== WHAT IS ASKED ==
Note each line of the listing that contains the string "יצירת", and copy it.
──────── THE RECORDS ────────
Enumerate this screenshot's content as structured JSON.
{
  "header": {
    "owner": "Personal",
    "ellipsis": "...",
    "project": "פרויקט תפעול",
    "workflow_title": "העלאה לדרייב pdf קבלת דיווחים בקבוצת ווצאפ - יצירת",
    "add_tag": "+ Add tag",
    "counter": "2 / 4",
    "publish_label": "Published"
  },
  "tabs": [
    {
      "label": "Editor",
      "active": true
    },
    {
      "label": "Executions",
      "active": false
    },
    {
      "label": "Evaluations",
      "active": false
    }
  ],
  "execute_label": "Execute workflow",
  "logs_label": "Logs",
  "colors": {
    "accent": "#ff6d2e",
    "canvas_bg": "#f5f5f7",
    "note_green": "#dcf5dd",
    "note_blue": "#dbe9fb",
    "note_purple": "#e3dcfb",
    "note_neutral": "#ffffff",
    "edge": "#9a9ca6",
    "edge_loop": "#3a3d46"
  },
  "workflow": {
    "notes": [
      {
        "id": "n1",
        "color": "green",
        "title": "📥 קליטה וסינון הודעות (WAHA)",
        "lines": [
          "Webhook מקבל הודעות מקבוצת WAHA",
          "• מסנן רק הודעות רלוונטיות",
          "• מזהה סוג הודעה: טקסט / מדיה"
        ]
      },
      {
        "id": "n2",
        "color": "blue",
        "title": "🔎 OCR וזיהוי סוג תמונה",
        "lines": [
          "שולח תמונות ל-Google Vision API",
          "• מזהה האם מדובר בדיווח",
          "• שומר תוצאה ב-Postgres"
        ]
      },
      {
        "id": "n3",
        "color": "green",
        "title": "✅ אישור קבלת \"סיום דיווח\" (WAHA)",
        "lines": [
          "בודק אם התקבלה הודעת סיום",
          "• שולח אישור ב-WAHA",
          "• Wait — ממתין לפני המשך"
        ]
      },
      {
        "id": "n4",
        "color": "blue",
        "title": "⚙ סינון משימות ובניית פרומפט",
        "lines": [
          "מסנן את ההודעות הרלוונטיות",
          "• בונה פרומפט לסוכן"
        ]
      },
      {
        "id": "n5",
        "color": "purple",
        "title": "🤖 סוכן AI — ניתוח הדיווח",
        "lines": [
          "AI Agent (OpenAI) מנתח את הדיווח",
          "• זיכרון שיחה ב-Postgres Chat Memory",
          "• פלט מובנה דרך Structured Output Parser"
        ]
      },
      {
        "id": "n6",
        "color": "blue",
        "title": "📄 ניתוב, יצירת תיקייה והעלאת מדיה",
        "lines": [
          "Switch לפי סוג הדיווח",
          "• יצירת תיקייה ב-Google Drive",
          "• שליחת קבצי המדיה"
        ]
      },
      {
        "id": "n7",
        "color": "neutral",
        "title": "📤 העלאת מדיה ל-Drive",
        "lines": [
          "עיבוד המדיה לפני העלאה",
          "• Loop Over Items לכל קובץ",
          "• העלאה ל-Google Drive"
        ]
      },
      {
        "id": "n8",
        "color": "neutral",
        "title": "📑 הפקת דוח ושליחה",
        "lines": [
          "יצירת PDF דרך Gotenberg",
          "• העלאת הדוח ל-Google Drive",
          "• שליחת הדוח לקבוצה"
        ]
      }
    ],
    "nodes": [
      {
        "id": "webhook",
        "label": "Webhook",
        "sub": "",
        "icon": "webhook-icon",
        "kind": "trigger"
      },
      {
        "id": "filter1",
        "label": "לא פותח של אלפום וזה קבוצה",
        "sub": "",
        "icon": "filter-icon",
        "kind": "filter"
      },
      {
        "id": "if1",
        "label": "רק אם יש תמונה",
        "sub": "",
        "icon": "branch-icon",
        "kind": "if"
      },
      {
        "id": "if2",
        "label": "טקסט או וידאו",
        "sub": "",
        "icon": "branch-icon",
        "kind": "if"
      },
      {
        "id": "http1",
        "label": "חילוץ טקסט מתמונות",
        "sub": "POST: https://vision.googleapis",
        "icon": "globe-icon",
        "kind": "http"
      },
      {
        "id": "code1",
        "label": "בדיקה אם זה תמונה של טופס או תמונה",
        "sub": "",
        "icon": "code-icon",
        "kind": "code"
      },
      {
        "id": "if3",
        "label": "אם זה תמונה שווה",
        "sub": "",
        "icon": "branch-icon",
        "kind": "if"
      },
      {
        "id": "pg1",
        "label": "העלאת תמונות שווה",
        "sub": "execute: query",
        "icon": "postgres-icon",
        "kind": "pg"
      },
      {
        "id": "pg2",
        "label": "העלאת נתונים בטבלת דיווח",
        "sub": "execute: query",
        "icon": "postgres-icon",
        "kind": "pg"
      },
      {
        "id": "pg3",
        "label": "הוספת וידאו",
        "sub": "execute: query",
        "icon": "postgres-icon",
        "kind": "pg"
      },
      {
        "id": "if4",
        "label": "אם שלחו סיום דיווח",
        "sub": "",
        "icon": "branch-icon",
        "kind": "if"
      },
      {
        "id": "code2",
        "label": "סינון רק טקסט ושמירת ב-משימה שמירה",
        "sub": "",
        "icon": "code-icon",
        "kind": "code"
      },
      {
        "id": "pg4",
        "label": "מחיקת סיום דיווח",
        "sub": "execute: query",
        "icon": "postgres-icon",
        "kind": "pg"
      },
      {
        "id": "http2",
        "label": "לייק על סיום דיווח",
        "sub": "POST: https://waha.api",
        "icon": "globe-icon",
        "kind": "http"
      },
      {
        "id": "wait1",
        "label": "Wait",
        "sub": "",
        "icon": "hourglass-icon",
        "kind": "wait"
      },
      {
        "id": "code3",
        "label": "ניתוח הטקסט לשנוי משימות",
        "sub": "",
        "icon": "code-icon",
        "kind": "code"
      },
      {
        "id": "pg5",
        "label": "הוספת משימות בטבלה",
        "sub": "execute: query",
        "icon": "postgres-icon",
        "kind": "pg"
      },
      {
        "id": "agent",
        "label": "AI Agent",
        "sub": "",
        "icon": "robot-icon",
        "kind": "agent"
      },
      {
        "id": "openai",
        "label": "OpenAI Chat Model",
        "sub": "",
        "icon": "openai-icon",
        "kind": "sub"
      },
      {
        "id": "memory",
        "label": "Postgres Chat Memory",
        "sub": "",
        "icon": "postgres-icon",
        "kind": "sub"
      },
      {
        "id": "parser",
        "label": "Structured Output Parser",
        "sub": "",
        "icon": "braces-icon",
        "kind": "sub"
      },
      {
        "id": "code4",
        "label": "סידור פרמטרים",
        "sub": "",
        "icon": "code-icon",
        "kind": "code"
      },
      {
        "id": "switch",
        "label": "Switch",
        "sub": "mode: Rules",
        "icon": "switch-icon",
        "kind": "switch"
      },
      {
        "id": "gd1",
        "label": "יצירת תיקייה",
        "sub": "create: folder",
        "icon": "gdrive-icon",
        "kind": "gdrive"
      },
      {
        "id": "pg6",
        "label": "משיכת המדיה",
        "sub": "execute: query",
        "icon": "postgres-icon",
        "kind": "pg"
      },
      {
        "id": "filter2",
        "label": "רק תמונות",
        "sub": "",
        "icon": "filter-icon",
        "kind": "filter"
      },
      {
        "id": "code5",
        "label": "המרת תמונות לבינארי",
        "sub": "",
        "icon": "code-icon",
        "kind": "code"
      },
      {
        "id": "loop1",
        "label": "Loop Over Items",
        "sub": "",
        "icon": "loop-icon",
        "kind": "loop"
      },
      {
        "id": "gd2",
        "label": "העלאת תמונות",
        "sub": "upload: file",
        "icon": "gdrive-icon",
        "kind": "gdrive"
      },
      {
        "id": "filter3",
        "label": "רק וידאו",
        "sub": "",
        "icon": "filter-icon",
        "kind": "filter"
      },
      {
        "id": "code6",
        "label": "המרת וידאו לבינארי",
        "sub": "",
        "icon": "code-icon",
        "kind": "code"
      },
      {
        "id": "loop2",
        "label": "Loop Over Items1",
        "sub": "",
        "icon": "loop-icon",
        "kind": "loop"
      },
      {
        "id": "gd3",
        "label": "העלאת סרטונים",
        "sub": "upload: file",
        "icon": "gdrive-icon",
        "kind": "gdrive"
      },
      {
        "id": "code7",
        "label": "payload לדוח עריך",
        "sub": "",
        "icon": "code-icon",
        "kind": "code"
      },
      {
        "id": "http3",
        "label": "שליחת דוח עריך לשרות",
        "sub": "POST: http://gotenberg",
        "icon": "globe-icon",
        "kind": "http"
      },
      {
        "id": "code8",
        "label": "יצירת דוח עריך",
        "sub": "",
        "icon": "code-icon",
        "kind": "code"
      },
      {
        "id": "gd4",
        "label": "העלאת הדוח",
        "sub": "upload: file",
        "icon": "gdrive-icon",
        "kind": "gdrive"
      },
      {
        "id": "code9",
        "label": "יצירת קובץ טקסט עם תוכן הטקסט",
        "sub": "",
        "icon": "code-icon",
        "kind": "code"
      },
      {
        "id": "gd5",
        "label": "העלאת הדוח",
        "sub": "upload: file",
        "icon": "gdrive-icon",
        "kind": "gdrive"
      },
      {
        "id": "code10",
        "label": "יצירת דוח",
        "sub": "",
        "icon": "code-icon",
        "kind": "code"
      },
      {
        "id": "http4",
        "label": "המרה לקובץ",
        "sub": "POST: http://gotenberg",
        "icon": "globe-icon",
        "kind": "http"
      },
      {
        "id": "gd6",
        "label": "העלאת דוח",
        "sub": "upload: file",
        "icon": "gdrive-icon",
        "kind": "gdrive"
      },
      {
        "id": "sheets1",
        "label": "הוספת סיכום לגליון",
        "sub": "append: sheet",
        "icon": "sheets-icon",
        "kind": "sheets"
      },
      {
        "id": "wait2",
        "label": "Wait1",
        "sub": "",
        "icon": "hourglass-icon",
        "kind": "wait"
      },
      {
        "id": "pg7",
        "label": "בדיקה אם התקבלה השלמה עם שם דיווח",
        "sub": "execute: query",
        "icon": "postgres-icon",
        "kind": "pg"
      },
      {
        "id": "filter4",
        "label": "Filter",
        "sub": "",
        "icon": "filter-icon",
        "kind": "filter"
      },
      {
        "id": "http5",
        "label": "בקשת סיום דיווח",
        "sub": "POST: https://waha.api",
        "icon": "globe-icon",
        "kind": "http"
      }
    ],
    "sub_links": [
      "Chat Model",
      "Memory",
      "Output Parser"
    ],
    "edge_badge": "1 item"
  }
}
────────
== SOLUTION FOR THIS EXERCISE ==
    "workflow_title": "העלאה לדרייב pdf קבלת דיווחים בקבוצת ווצאפ - יצירת",
        "title": "📄 ניתוב, יצירת תיקייה והעלאת מדיה",
          "• יצירת תיקייה ב-Google Drive",
          "יצירת PDF דרך Gotenberg",
        "label": "יצירת תיקייה",
        "label": "יצירת דוח עריך",
        "label": "יצירת קובץ טקסט עם תוכן הטקסט",
        "label": "יצירת דוח",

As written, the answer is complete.